Records from a data source
━━━━

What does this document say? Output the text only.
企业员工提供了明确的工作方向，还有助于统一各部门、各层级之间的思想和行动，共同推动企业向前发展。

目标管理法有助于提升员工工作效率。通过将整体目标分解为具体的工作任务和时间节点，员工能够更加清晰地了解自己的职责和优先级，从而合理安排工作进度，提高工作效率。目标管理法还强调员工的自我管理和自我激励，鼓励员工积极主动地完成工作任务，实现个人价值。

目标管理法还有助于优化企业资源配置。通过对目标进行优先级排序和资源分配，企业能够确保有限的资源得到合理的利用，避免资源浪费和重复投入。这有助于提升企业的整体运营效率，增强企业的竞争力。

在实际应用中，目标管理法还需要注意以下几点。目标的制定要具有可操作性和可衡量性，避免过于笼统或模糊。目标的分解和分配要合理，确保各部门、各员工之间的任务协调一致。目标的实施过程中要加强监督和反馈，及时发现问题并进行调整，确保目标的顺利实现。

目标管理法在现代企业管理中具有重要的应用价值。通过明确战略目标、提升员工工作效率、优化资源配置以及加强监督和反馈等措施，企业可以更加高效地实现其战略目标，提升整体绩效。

━━━━

EXERCISE DETAILS –
Print again each line of the listing above, exactly as it appears.

ANSWER TO THIS PROBLEM –
What does this document say? Output the text only.
企业员工提供了明确的工作方向，还有助于统一各部门、各层级之间的思想和行动，共同推动企业向前发展。

目标管理法有助于提升员工工作效率。通过将整体目标分解为具体的工作任务和时间节点，员工能够更加清晰地了解自己的职责和优先级，从而合理安排工作进度，提高工作效率。目标管理法还强调员工的自我管理和自我激励，鼓励员工积极主动地完成工作任务，实现个人价值。

目标管理法还有助于优化企业资源配置。通过对目标进行优先级排序和资源分配，企业能够确保有限的资源得到合理的利用，避免资源浪费和重复投入。这有助于提升企业的整体运营效率，增强企业的竞争力。

在实际应用中，目标管理法还需要注意以下几点。目标的制定要具有可操作性和可衡量性，避免过于笼统或模糊。目标的分解和分配要合理，确保各部门、各员工之间的任务协调一致。目标的实施过程中要加强监督和反馈，及时发现问题并进行调整，确保目标的顺利实现。

目标管理法在现代企业管理中具有重要的应用价值。通过明确战略目标、提升员工工作效率、优化资源配置以及加强监督和反馈等措施，企业可以更加高效地实现其战略目标，提升整体绩效。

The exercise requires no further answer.